* PROBLEM TO SOLVE *
Select, from the material below, each line with "object" in it.

=== ENTRIES PROVIDED ===

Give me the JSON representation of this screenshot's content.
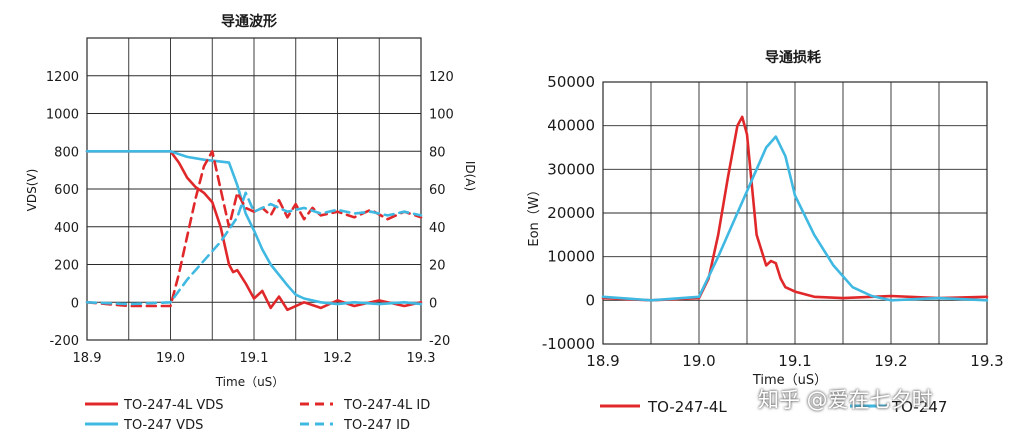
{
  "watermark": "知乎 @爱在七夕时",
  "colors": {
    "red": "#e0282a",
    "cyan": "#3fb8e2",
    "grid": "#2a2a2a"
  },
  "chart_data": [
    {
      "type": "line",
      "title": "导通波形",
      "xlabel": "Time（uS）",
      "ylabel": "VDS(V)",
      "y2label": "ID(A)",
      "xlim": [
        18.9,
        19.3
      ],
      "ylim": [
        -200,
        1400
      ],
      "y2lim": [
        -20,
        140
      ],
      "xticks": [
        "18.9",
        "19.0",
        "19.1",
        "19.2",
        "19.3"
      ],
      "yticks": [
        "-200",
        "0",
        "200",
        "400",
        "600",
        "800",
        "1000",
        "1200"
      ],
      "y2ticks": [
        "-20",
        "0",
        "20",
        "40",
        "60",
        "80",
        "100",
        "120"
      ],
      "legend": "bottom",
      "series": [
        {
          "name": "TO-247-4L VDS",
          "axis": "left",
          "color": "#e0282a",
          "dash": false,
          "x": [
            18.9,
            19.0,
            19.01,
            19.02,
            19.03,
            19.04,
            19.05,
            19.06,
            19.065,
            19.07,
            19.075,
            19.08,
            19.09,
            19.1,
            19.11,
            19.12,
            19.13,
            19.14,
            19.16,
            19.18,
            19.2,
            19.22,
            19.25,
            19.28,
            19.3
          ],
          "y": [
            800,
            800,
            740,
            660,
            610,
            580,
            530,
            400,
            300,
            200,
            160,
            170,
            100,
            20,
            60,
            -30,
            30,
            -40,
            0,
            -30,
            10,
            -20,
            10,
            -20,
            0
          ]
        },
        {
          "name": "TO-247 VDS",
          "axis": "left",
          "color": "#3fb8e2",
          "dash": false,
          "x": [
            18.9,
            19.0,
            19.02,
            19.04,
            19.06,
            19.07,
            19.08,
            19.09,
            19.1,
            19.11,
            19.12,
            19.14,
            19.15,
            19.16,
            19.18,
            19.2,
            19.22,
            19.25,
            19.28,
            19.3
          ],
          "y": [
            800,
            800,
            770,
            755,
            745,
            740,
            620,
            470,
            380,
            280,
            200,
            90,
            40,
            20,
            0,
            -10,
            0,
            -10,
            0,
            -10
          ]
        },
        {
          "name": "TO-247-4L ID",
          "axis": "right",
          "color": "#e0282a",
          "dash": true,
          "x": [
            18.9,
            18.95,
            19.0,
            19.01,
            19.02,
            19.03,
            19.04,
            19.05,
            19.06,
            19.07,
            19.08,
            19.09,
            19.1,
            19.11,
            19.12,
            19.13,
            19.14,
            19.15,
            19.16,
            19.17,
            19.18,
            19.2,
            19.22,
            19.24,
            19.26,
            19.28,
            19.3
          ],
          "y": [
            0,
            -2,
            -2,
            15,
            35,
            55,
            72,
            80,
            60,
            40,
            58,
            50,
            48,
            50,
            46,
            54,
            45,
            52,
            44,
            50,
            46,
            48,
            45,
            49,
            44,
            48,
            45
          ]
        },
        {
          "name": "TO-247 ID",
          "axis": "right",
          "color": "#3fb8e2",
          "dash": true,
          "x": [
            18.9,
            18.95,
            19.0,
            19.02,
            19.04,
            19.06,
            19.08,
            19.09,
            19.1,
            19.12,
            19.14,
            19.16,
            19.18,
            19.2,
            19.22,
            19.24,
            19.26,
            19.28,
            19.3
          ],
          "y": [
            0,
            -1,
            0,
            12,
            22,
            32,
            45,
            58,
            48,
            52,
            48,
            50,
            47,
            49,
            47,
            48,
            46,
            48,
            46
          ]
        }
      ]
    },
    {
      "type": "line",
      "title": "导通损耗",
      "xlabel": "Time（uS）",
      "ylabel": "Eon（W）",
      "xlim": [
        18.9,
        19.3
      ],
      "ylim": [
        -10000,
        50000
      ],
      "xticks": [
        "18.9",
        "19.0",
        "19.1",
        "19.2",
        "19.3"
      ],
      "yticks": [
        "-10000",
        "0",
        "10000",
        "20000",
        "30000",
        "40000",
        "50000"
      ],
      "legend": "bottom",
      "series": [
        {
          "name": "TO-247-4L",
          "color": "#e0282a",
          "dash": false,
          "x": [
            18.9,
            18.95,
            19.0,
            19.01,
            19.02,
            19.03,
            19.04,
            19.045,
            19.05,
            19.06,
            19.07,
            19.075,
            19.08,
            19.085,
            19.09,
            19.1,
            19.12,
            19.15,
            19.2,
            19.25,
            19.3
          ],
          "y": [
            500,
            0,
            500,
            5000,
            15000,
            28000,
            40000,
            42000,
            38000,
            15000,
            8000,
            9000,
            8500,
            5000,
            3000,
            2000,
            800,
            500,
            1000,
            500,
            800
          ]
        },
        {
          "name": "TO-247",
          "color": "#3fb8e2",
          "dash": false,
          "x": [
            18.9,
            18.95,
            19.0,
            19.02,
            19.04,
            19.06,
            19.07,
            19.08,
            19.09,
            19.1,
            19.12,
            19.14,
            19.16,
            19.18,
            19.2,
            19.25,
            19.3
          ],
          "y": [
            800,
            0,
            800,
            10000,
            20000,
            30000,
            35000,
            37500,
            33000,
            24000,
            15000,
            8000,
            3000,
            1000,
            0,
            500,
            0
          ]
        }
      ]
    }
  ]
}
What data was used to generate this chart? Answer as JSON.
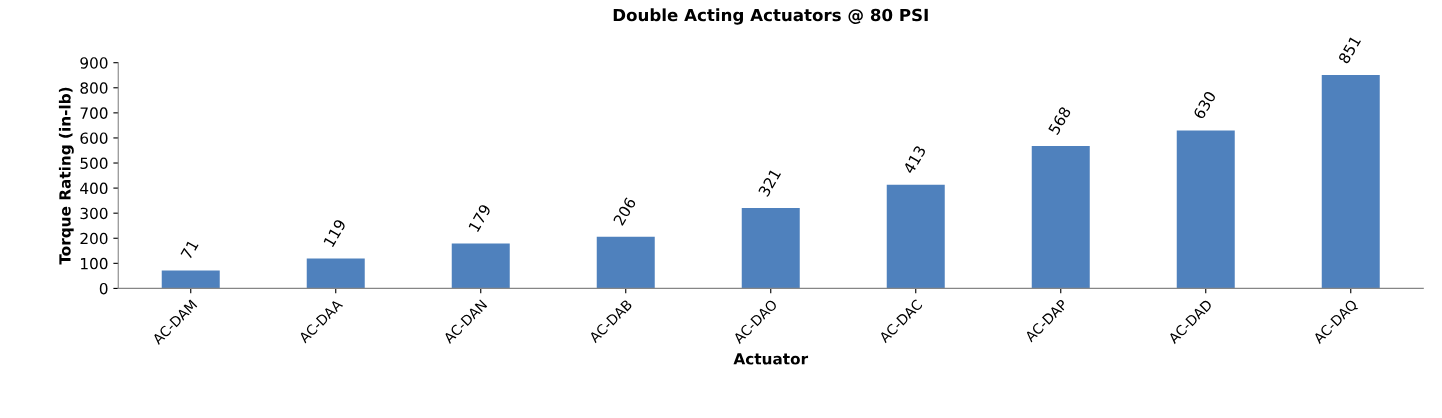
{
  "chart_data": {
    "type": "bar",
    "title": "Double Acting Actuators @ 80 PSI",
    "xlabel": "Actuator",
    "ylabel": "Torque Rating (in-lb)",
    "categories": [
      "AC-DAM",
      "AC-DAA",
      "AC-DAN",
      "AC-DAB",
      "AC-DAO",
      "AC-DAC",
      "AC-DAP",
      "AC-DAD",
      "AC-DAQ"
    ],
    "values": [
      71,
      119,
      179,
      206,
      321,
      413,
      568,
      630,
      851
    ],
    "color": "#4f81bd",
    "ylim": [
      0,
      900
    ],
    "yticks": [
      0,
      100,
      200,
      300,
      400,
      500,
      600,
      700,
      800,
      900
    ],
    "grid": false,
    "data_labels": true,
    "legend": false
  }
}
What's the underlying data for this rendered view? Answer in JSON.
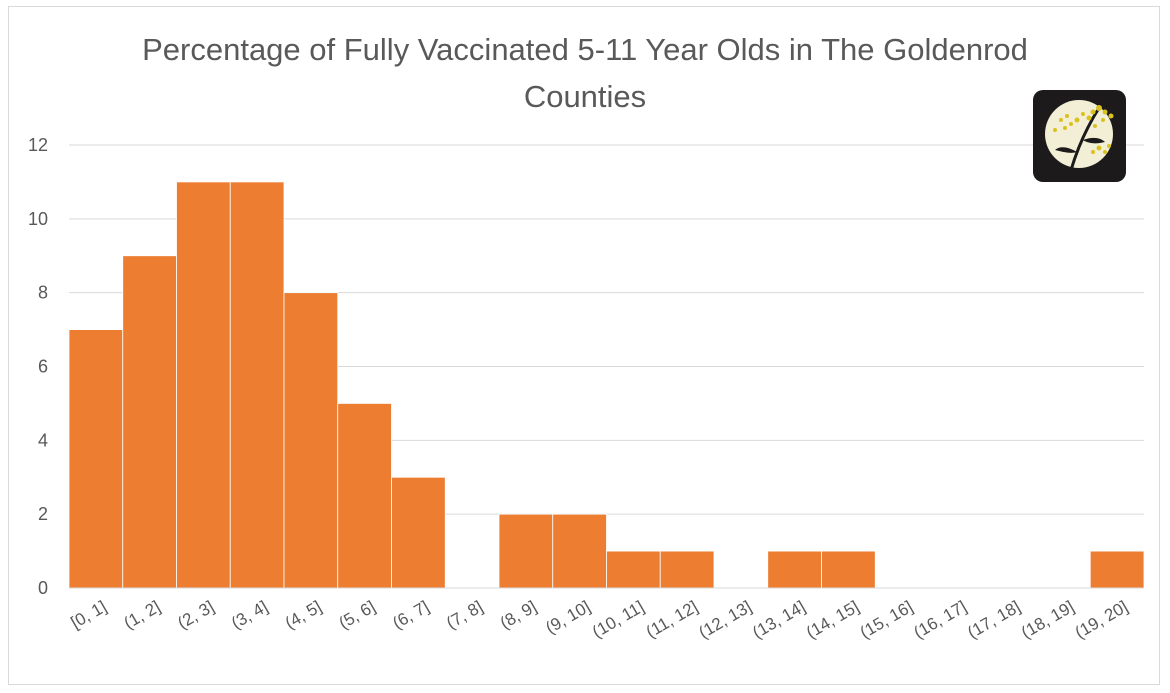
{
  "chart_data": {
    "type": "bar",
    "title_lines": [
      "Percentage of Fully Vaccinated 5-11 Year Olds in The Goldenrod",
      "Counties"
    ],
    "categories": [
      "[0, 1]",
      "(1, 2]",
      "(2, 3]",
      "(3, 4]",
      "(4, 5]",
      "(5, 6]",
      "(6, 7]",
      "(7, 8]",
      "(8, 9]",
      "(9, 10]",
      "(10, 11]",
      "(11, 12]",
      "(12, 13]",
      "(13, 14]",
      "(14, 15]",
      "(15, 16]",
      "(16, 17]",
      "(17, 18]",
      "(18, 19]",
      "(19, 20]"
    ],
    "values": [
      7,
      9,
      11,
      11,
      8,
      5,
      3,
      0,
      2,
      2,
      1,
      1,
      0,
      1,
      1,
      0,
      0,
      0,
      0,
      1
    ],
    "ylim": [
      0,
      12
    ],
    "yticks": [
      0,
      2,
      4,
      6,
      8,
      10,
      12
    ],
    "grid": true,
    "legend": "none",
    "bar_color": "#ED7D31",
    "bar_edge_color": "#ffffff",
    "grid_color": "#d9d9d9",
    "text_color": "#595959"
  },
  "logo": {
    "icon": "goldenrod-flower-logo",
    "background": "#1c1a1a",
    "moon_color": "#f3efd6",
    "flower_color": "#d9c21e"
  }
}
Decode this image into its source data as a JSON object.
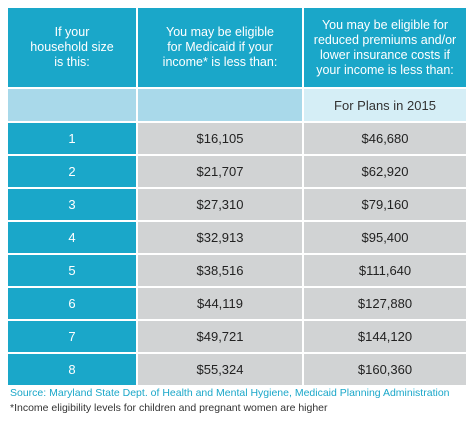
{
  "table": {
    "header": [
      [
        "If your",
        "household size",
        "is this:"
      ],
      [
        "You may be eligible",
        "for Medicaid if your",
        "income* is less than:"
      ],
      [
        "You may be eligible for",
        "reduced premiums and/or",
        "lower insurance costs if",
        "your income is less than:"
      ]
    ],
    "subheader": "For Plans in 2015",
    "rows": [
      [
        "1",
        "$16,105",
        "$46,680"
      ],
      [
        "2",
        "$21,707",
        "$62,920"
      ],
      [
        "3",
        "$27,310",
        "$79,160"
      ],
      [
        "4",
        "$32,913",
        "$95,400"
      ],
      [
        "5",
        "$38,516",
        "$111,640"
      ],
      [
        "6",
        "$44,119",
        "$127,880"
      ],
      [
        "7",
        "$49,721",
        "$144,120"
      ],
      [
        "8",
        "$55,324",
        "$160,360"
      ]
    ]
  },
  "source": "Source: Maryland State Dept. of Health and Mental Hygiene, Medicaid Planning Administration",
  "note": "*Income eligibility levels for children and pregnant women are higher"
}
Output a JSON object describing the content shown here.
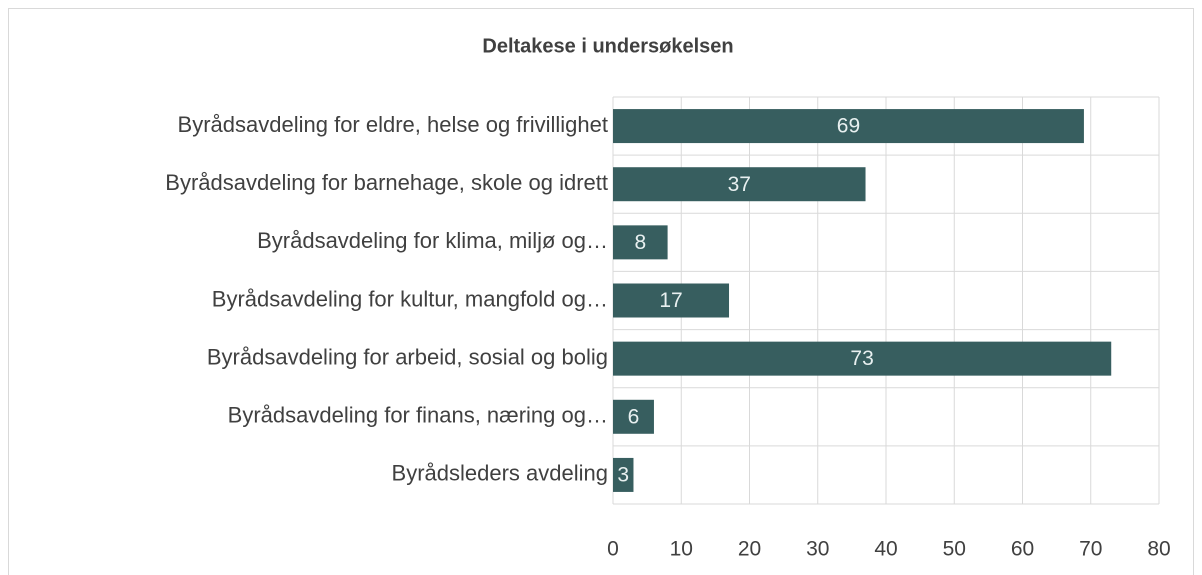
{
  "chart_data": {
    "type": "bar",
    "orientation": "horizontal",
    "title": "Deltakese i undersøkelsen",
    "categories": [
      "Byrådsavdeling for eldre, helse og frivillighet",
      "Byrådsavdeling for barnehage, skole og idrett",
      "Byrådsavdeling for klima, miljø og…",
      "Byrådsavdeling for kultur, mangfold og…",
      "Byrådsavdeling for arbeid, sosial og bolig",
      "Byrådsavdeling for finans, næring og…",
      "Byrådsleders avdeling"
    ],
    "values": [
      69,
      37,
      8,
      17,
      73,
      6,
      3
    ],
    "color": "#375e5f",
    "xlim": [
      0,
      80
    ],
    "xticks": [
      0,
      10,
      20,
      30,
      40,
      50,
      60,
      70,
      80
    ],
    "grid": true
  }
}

===

* TASK RESPONSE *
Decode this image into its source data as a JSON object.
Output a JSON object describing the content shown here.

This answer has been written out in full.